(Raw records)

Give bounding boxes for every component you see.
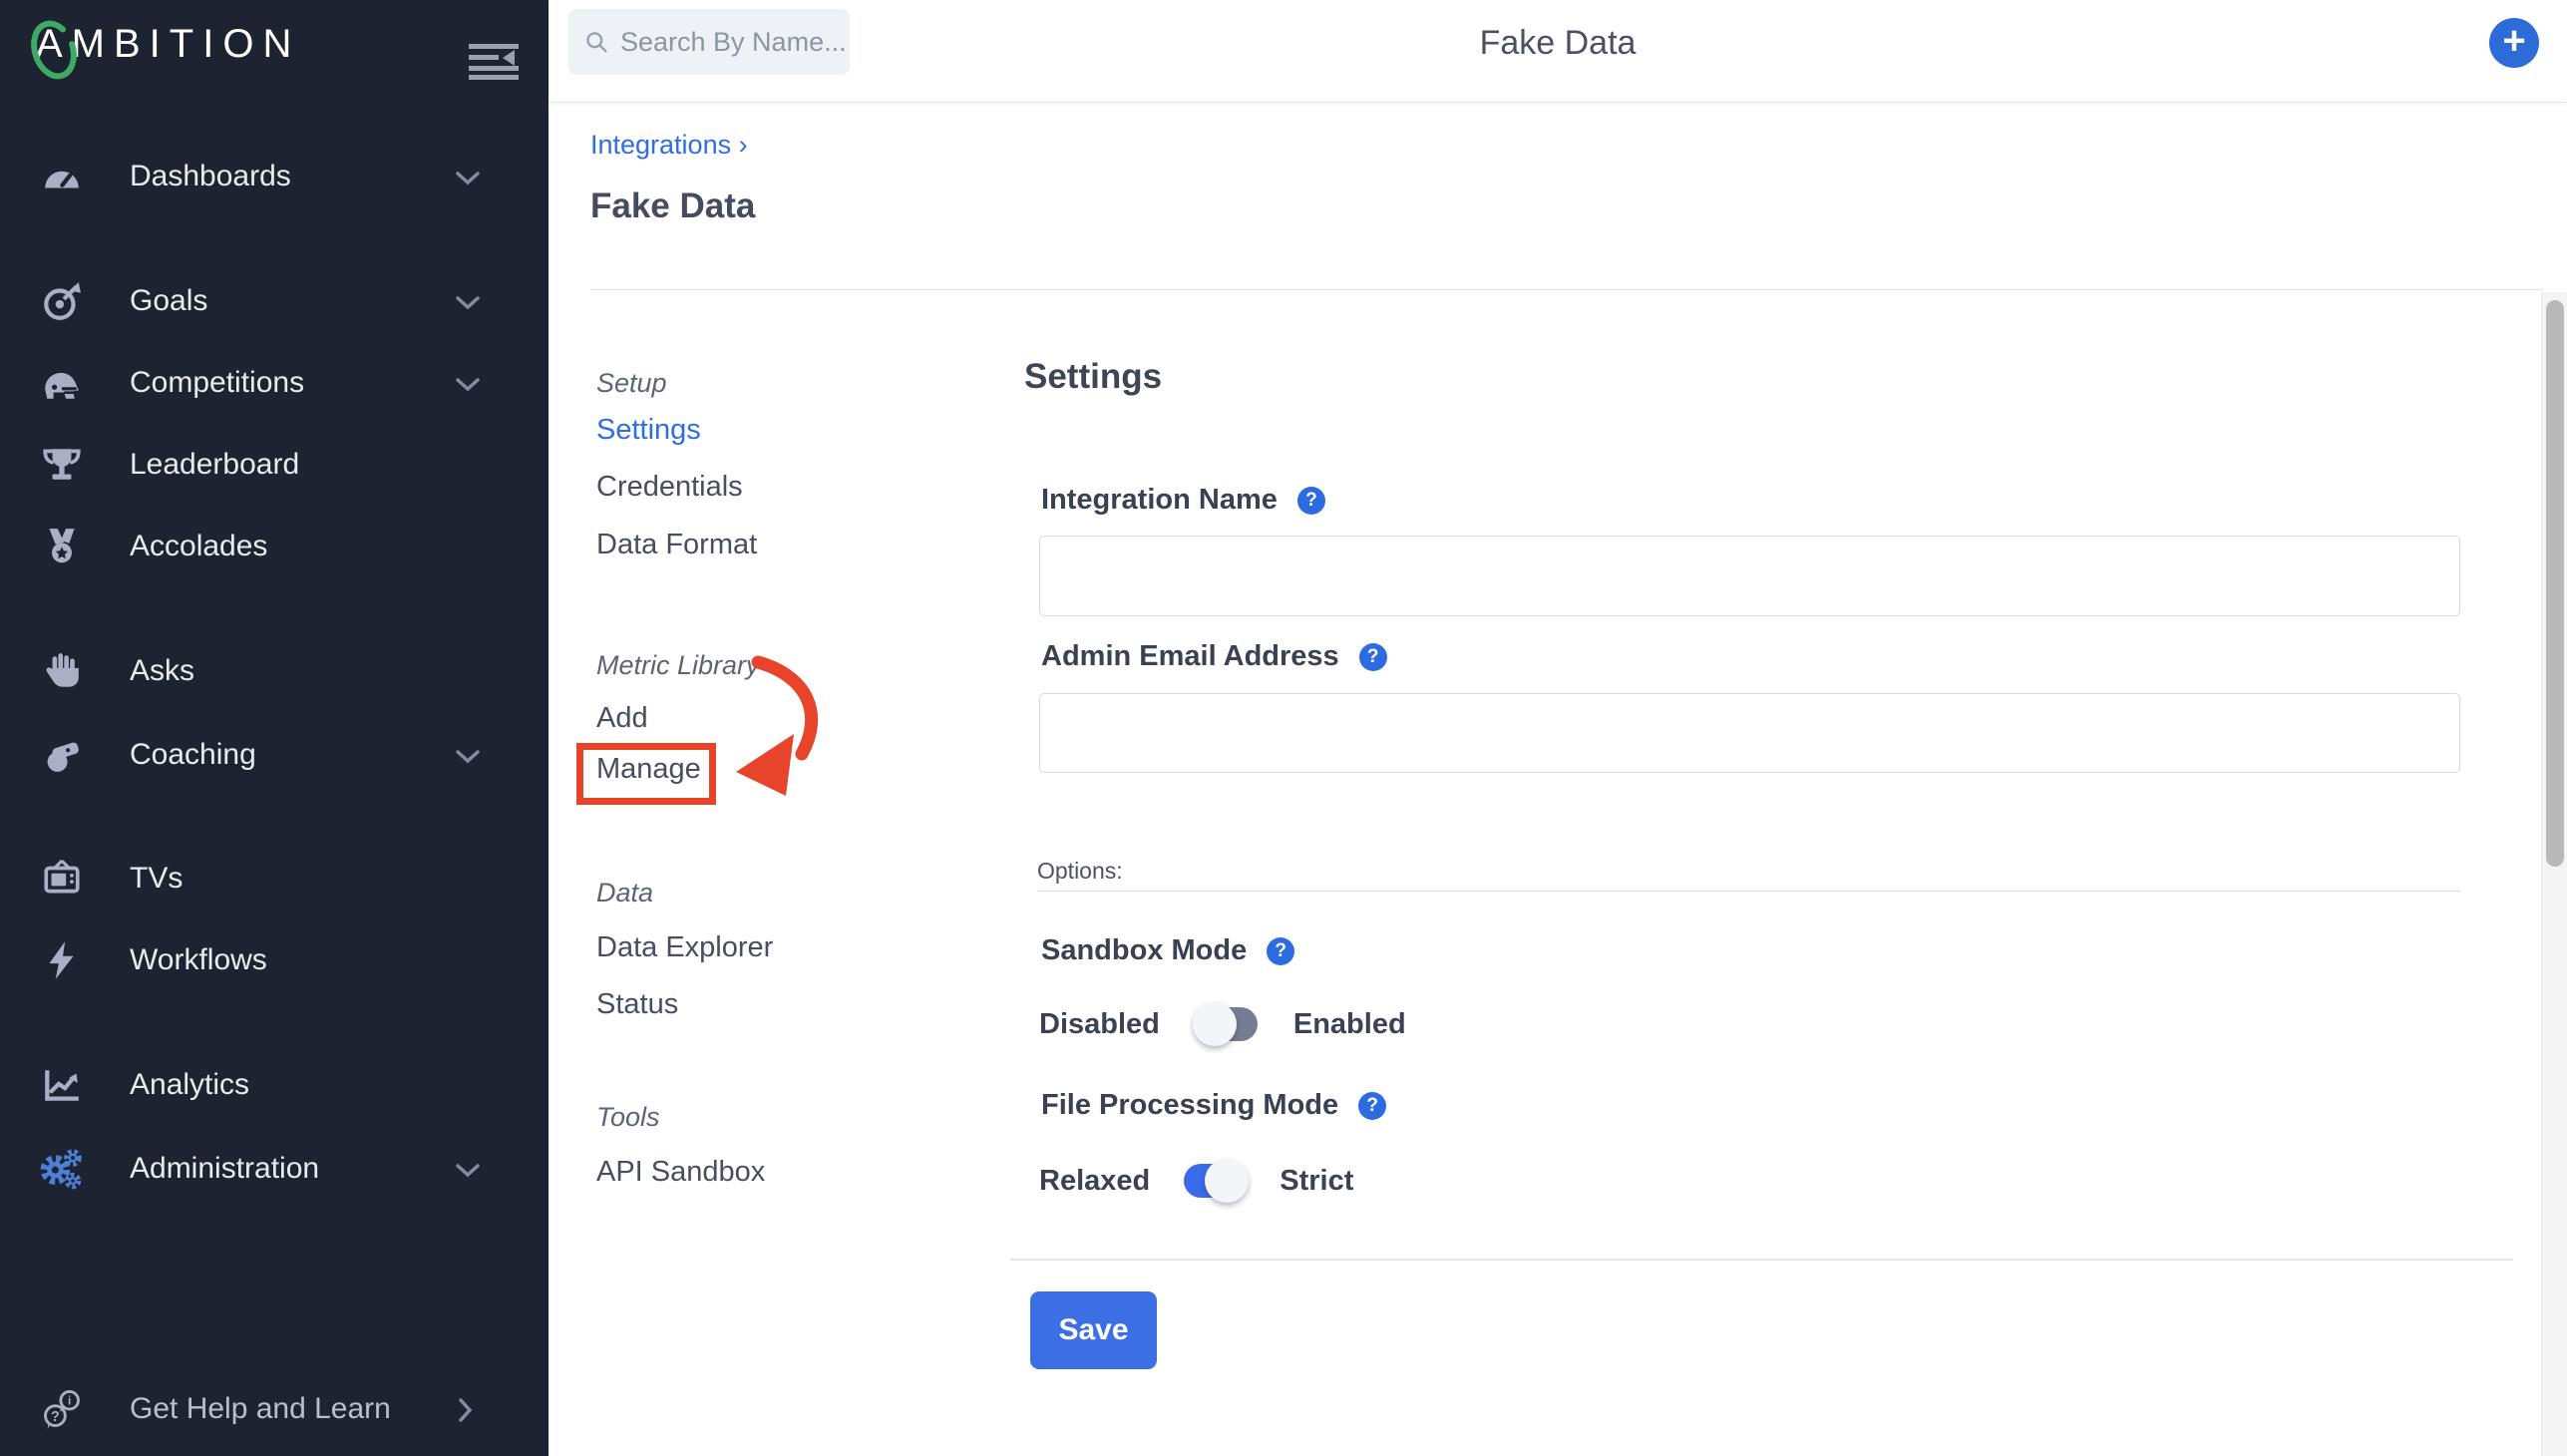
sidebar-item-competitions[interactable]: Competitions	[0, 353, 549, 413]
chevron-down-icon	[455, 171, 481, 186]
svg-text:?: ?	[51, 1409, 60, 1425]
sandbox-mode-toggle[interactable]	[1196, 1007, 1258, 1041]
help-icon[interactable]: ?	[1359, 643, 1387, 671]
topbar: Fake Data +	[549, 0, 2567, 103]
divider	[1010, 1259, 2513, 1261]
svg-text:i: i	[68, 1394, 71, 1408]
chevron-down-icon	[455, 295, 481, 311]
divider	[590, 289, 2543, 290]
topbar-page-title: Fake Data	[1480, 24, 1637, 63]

- [Set exercise]
Quote the data above line by line without changing anything, and omit the pictures from your reply.

- [Result]
Give bounding boxes for every component you see.
sidebar-item-competitions[interactable]: Competitions	[0, 353, 549, 413]
chevron-down-icon	[455, 171, 481, 186]
svg-text:?: ?	[51, 1409, 60, 1425]
sandbox-mode-toggle[interactable]	[1196, 1007, 1258, 1041]
help-icon[interactable]: ?	[1359, 643, 1387, 671]
topbar: Fake Data +	[549, 0, 2567, 103]
divider	[1010, 1259, 2513, 1261]
svg-text:i: i	[68, 1394, 71, 1408]
chevron-down-icon	[455, 295, 481, 311]
divider	[590, 289, 2543, 290]
topbar-page-title: Fake Data	[1480, 24, 1637, 63]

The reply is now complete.